• **HOW TO COMPLETE THIS TASK**: Every line that includes the word "Cumulative" needs to be copied from the listing.

• **INPUT DATA**:
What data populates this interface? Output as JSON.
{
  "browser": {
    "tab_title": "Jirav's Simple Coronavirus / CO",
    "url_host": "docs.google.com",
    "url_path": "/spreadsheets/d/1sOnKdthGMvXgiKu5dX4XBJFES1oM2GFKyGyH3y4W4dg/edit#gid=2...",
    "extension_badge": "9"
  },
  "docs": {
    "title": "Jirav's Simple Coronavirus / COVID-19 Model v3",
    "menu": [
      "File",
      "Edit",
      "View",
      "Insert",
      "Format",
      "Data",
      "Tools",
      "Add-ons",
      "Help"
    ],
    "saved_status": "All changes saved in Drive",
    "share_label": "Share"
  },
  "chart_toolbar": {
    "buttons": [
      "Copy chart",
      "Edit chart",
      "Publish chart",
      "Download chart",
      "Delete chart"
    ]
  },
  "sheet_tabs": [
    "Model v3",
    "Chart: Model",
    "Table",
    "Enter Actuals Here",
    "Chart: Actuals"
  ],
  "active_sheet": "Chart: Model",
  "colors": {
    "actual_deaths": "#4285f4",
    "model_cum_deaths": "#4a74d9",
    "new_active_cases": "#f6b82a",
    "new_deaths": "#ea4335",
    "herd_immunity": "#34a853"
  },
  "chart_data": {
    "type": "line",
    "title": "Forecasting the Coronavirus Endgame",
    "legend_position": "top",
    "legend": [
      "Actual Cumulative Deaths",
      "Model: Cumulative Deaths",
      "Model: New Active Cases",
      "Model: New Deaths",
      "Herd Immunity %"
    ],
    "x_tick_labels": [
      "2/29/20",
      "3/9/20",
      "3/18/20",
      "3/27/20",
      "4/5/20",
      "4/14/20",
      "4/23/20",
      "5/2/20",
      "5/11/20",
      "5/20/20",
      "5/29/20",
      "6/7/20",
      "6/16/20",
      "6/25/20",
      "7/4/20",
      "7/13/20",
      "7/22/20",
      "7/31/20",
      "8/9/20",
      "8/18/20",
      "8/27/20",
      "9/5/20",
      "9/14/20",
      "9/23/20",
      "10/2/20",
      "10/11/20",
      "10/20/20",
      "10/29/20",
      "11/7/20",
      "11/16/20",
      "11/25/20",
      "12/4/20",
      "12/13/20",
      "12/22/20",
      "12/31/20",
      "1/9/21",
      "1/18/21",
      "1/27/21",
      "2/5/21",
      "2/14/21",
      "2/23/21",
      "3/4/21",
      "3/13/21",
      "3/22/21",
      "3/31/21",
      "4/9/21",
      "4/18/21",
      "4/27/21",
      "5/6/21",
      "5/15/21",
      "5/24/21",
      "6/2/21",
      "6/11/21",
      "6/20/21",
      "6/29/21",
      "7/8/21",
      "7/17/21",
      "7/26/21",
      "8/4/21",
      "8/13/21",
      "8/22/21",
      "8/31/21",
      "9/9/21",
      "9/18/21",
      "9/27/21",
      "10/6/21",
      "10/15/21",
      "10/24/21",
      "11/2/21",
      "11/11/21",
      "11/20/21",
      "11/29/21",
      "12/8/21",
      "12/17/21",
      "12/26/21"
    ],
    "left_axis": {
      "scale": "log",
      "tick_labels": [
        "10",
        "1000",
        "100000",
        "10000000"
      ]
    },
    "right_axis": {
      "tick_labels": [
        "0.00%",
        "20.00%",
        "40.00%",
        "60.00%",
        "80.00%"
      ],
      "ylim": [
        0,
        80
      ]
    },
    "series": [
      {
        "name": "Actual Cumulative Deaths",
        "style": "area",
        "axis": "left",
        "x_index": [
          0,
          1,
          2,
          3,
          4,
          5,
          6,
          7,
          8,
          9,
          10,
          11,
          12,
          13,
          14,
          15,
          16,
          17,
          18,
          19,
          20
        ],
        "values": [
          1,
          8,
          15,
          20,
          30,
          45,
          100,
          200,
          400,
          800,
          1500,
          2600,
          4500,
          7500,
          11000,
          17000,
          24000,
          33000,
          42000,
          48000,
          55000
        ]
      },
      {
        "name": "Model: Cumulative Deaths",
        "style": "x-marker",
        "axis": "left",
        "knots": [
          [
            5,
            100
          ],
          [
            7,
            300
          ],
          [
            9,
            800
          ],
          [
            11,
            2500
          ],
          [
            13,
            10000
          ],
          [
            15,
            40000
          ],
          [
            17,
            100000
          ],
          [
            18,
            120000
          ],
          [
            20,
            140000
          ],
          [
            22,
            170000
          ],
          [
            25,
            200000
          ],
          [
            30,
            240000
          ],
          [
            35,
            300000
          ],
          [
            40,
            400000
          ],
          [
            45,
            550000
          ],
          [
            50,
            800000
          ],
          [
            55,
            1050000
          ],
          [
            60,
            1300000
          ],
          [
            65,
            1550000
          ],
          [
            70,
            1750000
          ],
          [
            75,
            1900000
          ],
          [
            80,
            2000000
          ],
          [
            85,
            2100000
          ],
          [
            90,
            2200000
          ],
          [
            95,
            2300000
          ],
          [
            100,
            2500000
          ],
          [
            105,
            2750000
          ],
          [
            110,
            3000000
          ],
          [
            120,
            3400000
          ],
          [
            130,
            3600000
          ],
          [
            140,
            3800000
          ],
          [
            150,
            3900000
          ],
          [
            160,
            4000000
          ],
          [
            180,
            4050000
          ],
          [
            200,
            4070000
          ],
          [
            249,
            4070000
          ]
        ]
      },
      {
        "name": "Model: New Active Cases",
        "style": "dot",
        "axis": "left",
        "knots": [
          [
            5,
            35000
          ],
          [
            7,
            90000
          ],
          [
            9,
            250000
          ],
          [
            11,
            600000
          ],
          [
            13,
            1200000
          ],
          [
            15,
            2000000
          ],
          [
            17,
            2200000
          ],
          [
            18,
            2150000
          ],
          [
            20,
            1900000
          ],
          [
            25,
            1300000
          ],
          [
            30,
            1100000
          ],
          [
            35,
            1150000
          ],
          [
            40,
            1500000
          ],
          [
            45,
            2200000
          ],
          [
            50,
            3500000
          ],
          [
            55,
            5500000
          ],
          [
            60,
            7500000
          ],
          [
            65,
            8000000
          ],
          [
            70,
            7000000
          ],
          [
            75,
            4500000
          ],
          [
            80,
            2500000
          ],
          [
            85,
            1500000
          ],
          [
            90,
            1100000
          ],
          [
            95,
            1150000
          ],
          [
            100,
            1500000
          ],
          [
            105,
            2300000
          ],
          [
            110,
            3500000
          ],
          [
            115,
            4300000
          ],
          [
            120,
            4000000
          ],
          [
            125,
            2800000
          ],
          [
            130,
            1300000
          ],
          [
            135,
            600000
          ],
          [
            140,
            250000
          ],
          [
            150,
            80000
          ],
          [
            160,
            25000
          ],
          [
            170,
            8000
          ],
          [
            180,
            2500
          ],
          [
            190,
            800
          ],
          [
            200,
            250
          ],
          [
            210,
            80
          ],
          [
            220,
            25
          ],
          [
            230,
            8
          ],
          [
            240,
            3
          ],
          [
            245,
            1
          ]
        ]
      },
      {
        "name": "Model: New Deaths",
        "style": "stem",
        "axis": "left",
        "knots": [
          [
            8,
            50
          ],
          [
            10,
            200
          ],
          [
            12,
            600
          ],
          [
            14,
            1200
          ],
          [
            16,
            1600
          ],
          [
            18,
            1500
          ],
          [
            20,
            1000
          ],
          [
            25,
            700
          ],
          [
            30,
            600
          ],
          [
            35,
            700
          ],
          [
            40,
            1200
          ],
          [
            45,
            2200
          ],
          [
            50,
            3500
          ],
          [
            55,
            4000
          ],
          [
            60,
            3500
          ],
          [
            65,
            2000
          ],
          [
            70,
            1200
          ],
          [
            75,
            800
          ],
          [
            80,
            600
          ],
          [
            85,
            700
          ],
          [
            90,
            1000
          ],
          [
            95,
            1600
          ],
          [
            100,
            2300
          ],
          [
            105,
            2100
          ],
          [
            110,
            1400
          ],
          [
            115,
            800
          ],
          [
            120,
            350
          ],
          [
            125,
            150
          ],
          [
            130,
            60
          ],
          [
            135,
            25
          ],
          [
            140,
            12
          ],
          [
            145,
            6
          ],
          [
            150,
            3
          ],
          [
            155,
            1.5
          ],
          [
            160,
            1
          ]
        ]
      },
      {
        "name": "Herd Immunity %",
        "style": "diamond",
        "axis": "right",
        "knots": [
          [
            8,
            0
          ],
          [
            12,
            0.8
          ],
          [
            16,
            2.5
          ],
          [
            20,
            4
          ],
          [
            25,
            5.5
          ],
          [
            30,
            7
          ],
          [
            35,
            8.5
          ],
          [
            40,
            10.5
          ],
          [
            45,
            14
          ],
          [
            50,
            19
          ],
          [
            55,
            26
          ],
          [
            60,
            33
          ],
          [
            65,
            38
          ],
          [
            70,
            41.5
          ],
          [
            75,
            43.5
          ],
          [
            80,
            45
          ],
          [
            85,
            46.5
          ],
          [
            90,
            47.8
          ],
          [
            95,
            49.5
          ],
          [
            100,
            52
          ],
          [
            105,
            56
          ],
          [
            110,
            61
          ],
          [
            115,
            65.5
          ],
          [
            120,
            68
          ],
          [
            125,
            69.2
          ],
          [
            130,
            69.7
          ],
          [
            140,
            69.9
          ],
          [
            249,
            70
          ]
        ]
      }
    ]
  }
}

• **OUTPUT**:
      "Actual Cumulative Deaths",
      "Model: Cumulative Deaths",
        "name": "Actual Cumulative Deaths",
        "name": "Model: Cumulative Deaths",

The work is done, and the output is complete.